Your task is to copy every line of the entries that contains "上述材料反映出人们对".

•••••

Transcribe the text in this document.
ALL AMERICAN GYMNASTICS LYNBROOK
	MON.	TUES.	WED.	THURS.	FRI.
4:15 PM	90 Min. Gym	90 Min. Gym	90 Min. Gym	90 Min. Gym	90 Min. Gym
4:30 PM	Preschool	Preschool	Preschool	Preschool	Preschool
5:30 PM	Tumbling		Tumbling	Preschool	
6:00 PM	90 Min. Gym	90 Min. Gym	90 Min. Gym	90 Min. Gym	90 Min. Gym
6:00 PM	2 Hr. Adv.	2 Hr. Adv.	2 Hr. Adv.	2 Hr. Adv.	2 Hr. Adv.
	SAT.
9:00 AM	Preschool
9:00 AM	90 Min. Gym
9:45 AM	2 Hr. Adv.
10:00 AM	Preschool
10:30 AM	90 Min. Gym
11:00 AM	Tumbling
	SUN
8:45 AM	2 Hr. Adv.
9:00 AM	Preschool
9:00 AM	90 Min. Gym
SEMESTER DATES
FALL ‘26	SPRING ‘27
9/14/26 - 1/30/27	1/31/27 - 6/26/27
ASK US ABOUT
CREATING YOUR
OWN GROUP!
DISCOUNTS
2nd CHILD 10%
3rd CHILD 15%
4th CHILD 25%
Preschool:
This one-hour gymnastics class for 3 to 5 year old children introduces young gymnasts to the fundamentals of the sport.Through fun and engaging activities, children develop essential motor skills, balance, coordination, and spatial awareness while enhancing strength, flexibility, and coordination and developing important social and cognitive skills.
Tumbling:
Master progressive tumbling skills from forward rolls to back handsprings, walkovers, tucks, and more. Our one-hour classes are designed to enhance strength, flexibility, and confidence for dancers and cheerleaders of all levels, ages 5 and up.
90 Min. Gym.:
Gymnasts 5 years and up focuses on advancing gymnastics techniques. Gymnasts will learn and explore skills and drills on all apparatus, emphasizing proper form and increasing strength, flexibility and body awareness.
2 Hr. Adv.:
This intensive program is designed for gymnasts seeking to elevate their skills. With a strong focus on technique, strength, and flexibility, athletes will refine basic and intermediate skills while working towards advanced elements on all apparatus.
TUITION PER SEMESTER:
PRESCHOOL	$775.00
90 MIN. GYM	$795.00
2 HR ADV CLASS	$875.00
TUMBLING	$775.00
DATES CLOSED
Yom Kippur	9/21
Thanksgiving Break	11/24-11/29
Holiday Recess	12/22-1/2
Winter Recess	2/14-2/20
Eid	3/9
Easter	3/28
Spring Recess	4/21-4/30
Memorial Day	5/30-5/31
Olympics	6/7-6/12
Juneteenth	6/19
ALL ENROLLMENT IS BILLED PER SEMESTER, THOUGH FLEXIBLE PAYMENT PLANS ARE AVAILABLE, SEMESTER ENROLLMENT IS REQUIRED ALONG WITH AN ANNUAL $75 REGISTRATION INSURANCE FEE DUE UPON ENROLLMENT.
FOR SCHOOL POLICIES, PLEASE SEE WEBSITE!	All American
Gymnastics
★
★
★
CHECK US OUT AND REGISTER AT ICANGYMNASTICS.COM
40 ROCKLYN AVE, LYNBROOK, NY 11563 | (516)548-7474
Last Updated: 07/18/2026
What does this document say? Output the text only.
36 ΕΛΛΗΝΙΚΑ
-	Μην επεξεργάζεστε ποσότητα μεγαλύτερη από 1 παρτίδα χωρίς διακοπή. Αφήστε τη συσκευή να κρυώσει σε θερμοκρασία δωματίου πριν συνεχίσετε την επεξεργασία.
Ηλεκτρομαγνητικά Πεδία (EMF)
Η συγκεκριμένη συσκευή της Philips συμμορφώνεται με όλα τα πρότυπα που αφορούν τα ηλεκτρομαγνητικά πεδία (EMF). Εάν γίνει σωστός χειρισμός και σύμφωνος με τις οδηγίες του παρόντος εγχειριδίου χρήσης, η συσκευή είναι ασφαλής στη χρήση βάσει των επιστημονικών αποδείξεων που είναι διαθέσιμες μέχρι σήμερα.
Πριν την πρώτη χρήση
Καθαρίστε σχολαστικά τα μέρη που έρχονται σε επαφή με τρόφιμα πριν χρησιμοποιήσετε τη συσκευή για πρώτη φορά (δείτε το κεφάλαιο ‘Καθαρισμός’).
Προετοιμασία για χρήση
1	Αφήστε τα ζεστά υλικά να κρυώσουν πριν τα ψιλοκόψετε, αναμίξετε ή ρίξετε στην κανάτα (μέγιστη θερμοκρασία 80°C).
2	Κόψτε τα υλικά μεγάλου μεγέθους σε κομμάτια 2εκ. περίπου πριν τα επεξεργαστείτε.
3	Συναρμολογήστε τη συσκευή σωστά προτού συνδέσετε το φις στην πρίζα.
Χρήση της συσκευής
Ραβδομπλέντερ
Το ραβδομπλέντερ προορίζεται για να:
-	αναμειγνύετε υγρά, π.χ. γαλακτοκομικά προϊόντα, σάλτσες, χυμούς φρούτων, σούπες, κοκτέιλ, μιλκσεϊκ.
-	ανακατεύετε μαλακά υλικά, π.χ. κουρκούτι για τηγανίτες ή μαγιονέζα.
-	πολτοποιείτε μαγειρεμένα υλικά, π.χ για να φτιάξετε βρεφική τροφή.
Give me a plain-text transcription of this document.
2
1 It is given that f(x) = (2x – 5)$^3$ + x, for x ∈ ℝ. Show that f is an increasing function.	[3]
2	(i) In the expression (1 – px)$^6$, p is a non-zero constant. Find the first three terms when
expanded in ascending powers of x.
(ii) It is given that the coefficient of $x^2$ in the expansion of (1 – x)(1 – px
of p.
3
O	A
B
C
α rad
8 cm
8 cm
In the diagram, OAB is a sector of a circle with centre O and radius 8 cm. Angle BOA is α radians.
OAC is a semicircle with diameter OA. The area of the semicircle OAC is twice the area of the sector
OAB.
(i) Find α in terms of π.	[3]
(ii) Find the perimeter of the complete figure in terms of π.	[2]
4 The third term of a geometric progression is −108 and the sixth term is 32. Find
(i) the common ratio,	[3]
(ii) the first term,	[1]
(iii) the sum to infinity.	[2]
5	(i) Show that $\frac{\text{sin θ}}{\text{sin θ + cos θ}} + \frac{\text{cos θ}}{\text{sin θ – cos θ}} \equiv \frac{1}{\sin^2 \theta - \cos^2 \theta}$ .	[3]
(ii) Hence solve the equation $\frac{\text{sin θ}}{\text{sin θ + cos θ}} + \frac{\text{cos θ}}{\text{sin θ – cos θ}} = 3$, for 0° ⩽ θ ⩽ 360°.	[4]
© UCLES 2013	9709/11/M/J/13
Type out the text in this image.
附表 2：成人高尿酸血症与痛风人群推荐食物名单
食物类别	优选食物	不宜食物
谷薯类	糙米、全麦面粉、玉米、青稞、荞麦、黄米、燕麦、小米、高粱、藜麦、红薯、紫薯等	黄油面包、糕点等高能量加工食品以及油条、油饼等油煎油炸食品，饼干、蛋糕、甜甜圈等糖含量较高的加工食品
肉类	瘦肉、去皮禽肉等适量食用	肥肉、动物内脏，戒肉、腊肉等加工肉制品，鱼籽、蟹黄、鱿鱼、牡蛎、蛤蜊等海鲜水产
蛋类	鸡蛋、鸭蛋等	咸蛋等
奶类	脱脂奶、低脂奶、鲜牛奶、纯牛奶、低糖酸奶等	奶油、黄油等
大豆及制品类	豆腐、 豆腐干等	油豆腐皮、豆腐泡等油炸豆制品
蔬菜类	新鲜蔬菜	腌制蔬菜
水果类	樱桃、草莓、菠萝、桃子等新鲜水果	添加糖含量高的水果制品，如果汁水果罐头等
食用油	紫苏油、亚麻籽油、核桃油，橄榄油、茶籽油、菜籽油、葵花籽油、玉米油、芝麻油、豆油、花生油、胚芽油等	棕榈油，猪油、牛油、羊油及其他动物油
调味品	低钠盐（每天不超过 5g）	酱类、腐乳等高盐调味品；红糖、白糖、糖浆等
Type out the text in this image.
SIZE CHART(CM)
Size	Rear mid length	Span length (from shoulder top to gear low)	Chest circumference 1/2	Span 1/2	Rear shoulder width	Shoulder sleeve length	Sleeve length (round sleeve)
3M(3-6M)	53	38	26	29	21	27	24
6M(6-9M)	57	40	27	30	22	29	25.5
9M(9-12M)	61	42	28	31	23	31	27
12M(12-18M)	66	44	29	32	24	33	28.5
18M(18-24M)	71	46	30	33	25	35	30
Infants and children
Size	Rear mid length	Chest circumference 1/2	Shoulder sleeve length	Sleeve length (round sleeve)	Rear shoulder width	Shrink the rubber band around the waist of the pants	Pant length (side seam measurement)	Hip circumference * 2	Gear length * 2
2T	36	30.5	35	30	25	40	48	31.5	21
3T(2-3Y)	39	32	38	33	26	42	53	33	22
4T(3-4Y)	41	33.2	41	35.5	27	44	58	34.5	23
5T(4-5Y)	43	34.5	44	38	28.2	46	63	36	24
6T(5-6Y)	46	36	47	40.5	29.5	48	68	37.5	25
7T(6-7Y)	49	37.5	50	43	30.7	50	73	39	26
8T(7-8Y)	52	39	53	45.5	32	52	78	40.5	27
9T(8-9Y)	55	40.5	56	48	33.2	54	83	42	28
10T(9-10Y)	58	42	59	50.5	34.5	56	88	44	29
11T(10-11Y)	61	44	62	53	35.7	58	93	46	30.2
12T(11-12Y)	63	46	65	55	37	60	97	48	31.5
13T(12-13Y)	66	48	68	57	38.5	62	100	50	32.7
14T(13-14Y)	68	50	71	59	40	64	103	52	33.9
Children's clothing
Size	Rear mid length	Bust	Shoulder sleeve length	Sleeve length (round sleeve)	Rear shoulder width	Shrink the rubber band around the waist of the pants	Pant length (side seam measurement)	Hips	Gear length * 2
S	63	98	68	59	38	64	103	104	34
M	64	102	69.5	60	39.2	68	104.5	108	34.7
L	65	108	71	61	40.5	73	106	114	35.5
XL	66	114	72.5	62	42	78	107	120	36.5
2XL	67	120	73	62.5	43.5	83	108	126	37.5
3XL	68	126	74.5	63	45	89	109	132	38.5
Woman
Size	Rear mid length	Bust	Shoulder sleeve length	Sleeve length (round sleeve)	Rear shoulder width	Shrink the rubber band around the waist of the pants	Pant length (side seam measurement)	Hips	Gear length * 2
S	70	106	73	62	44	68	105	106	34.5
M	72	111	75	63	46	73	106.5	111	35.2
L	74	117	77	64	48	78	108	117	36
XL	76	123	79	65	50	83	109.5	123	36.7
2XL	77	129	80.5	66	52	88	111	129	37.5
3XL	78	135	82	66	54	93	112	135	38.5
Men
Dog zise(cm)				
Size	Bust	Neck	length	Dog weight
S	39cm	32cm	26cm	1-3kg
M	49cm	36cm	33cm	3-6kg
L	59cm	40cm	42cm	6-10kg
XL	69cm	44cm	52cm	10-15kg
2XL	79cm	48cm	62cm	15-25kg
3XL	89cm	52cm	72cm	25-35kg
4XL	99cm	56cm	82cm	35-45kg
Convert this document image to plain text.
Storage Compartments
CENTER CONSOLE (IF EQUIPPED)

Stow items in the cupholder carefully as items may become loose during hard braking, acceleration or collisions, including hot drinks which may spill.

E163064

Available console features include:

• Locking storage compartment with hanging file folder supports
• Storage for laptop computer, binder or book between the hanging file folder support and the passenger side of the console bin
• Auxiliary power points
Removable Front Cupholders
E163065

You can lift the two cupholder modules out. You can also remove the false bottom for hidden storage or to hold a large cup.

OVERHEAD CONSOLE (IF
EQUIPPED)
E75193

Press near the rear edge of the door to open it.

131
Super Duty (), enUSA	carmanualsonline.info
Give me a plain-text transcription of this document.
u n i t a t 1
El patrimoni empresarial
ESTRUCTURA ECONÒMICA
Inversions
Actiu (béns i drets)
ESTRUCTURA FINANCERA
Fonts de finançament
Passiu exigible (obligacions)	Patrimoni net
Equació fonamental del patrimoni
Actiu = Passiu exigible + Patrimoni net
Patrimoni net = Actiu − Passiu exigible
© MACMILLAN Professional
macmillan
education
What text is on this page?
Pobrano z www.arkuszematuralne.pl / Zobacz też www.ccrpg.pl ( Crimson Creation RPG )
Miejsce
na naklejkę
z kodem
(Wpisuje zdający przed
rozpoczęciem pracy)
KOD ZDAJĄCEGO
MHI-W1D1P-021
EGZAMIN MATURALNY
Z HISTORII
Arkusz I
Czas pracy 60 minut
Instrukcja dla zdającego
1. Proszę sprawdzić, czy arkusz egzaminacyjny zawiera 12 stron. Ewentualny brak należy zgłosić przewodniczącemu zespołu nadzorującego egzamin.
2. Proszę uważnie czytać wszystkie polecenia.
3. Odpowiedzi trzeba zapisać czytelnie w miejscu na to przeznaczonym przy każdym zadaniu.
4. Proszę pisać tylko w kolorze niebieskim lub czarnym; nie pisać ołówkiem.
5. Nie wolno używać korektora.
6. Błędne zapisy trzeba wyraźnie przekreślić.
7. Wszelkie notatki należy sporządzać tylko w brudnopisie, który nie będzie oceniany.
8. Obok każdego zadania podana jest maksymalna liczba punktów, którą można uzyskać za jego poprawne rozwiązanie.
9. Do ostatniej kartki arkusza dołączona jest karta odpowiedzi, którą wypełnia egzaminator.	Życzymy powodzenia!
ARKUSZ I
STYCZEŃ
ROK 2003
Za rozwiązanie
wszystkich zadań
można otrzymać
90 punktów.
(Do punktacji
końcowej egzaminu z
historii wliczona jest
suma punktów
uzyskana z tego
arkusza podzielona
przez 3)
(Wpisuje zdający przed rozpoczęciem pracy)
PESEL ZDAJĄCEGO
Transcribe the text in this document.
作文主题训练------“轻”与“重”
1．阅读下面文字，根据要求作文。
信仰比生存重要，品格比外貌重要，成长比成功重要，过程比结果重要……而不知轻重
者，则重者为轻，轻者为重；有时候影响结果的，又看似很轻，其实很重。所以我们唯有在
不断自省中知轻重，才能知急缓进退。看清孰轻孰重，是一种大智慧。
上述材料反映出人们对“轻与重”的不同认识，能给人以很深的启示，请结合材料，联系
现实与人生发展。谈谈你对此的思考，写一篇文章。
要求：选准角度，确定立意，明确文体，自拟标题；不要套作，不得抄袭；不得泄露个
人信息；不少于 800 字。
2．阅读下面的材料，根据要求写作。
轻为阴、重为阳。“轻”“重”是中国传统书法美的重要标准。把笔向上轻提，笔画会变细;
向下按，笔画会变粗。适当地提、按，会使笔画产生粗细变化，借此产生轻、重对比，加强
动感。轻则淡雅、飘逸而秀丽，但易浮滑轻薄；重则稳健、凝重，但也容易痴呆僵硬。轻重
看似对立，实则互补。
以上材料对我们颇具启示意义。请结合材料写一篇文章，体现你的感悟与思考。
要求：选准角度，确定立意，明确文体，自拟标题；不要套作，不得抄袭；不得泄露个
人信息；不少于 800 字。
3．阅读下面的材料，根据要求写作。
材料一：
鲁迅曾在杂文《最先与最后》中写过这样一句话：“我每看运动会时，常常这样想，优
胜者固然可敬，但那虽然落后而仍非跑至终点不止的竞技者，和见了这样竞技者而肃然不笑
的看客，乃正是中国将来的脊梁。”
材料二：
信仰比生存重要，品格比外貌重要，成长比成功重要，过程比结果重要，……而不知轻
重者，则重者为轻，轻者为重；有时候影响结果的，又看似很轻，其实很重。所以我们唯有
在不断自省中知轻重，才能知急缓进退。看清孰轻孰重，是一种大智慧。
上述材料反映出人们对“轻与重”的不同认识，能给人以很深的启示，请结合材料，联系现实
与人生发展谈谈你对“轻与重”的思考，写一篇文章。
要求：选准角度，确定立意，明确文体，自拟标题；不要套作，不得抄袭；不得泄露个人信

•••••

» FULL ANSWER:
上述材料反映出人们对“轻与重”的不同认识，能给人以很深的启示，请结合材料，联系
上述材料反映出人们对“轻与重”的不同认识，能给人以很深的启示，请结合材料，联系现实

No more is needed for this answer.